▸ REQUIREMENTS
For the listing below, give the count of lines containing the string "NHẬP" and nothing else.

▸ Data listing
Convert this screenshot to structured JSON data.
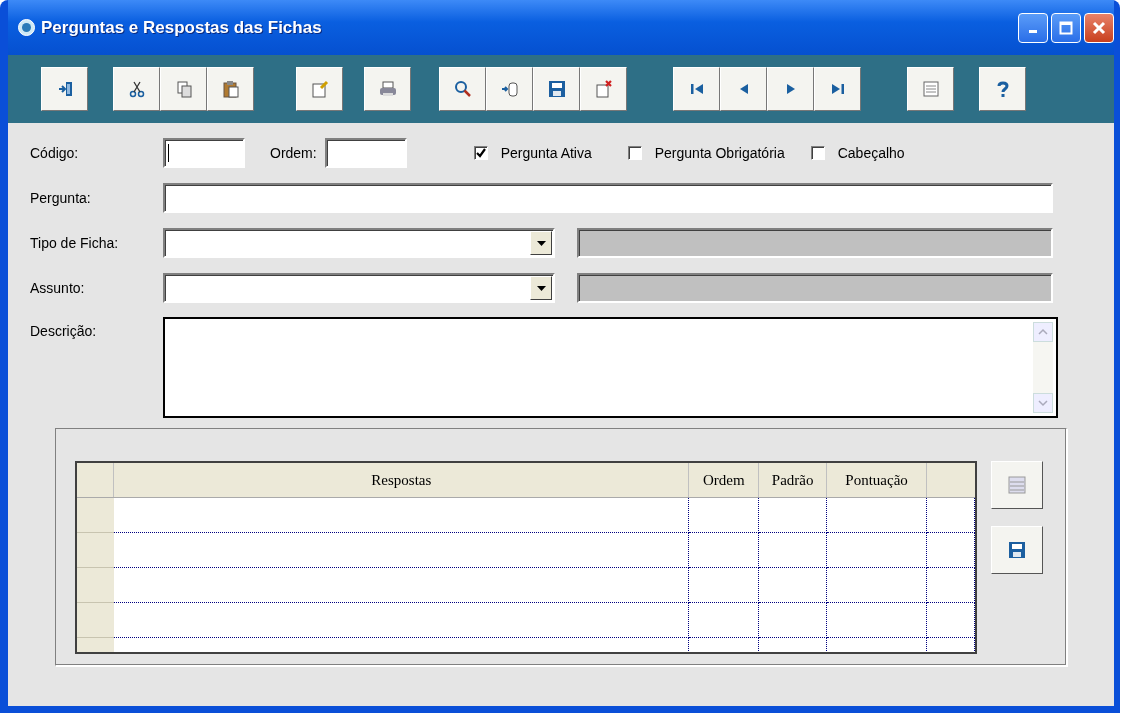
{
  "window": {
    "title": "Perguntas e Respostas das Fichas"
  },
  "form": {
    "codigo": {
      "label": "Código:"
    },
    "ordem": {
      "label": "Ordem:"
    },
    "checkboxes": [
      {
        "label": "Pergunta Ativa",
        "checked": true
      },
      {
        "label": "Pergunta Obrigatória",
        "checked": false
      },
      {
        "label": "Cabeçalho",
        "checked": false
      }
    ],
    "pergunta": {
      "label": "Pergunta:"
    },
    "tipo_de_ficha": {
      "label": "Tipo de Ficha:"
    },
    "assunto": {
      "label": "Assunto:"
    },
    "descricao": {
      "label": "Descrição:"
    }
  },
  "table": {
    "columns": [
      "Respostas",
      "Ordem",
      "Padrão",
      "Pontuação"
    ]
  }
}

* * *

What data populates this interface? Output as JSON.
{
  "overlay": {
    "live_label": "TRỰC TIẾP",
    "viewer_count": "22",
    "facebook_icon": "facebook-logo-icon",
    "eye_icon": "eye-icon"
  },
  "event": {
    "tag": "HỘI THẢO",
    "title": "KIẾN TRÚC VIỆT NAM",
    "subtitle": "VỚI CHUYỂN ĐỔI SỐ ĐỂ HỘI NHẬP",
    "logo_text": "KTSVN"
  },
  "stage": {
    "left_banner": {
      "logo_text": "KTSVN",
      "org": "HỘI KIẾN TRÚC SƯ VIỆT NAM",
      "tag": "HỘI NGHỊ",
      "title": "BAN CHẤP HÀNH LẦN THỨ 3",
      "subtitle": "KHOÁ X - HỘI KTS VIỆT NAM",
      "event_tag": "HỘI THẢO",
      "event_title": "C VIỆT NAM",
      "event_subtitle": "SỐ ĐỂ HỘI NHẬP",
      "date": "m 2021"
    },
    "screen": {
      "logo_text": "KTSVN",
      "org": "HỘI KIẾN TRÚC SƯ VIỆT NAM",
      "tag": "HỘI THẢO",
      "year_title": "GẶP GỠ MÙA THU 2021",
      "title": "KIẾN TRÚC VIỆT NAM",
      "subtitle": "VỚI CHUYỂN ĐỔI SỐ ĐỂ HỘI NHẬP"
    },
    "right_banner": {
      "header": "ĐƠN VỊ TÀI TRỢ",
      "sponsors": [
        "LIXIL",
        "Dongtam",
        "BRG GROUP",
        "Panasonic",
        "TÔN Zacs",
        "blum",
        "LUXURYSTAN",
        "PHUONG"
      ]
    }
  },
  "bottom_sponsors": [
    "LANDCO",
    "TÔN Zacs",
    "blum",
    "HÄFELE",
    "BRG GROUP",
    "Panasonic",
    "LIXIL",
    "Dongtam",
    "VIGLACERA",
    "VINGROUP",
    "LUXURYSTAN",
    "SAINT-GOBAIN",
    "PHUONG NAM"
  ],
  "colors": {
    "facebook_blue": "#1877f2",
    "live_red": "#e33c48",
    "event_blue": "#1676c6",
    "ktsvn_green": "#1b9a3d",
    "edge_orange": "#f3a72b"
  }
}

▸ OUTPUT OF THE TASK
3